[Records contained in a dataset]
=-=-=-=-=
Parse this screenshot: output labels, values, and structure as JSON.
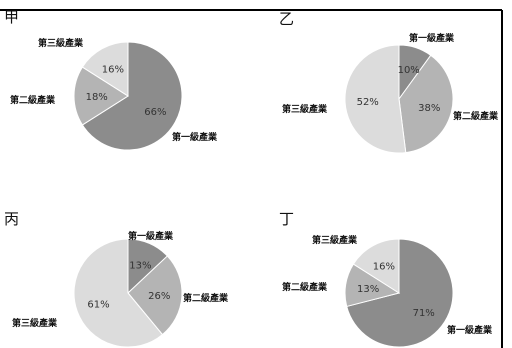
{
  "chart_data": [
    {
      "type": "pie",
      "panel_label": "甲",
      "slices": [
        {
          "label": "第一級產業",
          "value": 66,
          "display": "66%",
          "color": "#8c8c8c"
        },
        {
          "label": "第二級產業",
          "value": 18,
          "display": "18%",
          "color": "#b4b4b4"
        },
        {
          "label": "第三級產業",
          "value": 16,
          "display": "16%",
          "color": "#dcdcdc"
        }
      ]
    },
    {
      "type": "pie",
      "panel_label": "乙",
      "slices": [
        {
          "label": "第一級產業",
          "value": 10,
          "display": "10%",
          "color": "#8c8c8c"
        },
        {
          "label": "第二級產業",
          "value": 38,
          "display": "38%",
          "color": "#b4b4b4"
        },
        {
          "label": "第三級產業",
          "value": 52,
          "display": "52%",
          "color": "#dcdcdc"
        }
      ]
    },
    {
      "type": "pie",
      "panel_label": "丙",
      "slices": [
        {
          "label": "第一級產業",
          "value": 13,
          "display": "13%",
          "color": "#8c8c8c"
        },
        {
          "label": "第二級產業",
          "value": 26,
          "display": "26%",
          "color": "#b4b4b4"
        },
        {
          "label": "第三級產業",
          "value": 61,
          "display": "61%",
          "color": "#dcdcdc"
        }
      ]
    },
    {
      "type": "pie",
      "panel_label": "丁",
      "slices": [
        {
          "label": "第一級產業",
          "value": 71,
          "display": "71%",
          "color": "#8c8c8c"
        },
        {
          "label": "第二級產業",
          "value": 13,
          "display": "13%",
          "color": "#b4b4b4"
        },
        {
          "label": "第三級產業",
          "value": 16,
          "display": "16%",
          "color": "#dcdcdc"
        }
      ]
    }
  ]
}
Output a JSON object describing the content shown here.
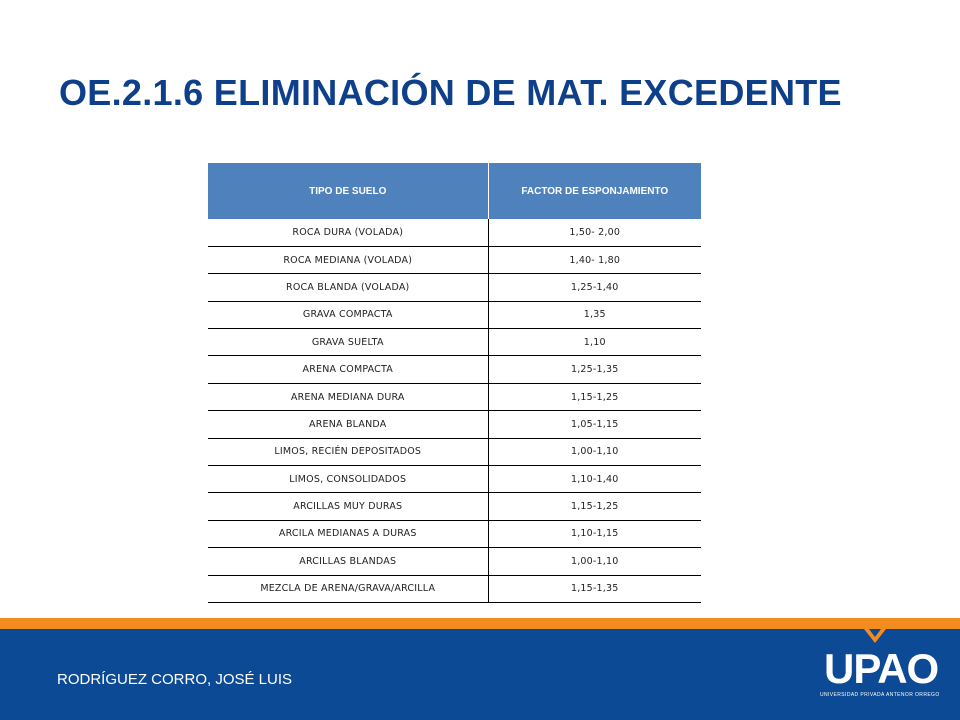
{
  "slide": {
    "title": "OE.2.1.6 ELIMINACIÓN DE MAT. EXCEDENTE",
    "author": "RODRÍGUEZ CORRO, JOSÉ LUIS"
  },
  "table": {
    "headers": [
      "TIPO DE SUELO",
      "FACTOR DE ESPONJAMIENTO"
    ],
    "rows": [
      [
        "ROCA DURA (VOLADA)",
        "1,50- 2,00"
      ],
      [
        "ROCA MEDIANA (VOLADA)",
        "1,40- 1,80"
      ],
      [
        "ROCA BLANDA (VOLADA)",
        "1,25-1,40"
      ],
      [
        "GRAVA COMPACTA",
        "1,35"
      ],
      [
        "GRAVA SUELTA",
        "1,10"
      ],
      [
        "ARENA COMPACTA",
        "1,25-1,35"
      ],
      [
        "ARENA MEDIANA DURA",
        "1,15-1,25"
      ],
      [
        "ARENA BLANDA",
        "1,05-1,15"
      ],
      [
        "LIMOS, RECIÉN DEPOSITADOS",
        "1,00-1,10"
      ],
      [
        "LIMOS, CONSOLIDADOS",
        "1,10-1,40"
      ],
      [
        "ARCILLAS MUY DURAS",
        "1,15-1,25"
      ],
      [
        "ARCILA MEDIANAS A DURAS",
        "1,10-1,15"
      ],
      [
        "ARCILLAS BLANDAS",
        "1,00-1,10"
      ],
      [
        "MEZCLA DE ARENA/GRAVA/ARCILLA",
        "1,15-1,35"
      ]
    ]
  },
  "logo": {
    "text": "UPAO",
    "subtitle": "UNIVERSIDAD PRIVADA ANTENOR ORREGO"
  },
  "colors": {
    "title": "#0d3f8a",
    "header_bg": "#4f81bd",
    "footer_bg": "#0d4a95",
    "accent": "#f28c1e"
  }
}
=-=-=-=-=
▶ **YOUR OBJECTIVE**
Repeat each entry exactly as given; no pictures belong in the copy.

▶ **EXPECTED ANSWER**
Parse this screenshot: output labels, values, and structure as JSON.
{
  "chart_data": [
    {
      "type": "pie",
      "panel_label": "甲",
      "slices": [
        {
          "label": "第一級產業",
          "value": 66,
          "display": "66%",
          "color": "#8c8c8c"
        },
        {
          "label": "第二級產業",
          "value": 18,
          "display": "18%",
          "color": "#b4b4b4"
        },
        {
          "label": "第三級產業",
          "value": 16,
          "display": "16%",
          "color": "#dcdcdc"
        }
      ]
    },
    {
      "type": "pie",
      "panel_label": "乙",
      "slices": [
        {
          "label": "第一級產業",
          "value": 10,
          "display": "10%",
          "color": "#8c8c8c"
        },
        {
          "label": "第二級產業",
          "value": 38,
          "display": "38%",
          "color": "#b4b4b4"
        },
        {
          "label": "第三級產業",
          "value": 52,
          "display": "52%",
          "color": "#dcdcdc"
        }
      ]
    },
    {
      "type": "pie",
      "panel_label": "丙",
      "slices": [
        {
          "label": "第一級產業",
          "value": 13,
          "display": "13%",
          "color": "#8c8c8c"
        },
        {
          "label": "第二級產業",
          "value": 26,
          "display": "26%",
          "color": "#b4b4b4"
        },
        {
          "label": "第三級產業",
          "value": 61,
          "display": "61%",
          "color": "#dcdcdc"
        }
      ]
    },
    {
      "type": "pie",
      "panel_label": "丁",
      "slices": [
        {
          "label": "第一級產業",
          "value": 71,
          "display": "71%",
          "color": "#8c8c8c"
        },
        {
          "label": "第二級產業",
          "value": 13,
          "display": "13%",
          "color": "#b4b4b4"
        },
        {
          "label": "第三級產業",
          "value": 16,
          "display": "16%",
          "color": "#dcdcdc"
        }
      ]
    }
  ]
}
Output a JSON object describing the content shown here.
{
  "slide": {
    "title": "OE.2.1.6 ELIMINACIÓN DE MAT. EXCEDENTE",
    "author": "RODRÍGUEZ CORRO, JOSÉ LUIS"
  },
  "table": {
    "headers": [
      "TIPO DE SUELO",
      "FACTOR DE ESPONJAMIENTO"
    ],
    "rows": [
      [
        "ROCA DURA (VOLADA)",
        "1,50- 2,00"
      ],
      [
        "ROCA MEDIANA (VOLADA)",
        "1,40- 1,80"
      ],
      [
        "ROCA BLANDA (VOLADA)",
        "1,25-1,40"
      ],
      [
        "GRAVA COMPACTA",
        "1,35"
      ],
      [
        "GRAVA SUELTA",
        "1,10"
      ],
      [
        "ARENA COMPACTA",
        "1,25-1,35"
      ],
      [
        "ARENA MEDIANA DURA",
        "1,15-1,25"
      ],
      [
        "ARENA BLANDA",
        "1,05-1,15"
      ],
      [
        "LIMOS, RECIÉN DEPOSITADOS",
        "1,00-1,10"
      ],
      [
        "LIMOS, CONSOLIDADOS",
        "1,10-1,40"
      ],
      [
        "ARCILLAS MUY DURAS",
        "1,15-1,25"
      ],
      [
        "ARCILA MEDIANAS A DURAS",
        "1,10-1,15"
      ],
      [
        "ARCILLAS BLANDAS",
        "1,00-1,10"
      ],
      [
        "MEZCLA DE ARENA/GRAVA/ARCILLA",
        "1,15-1,35"
      ]
    ]
  },
  "logo": {
    "text": "UPAO",
    "subtitle": "UNIVERSIDAD PRIVADA ANTENOR ORREGO"
  },
  "colors": {
    "title": "#0d3f8a",
    "header_bg": "#4f81bd",
    "footer_bg": "#0d4a95",
    "accent": "#f28c1e"
  }
}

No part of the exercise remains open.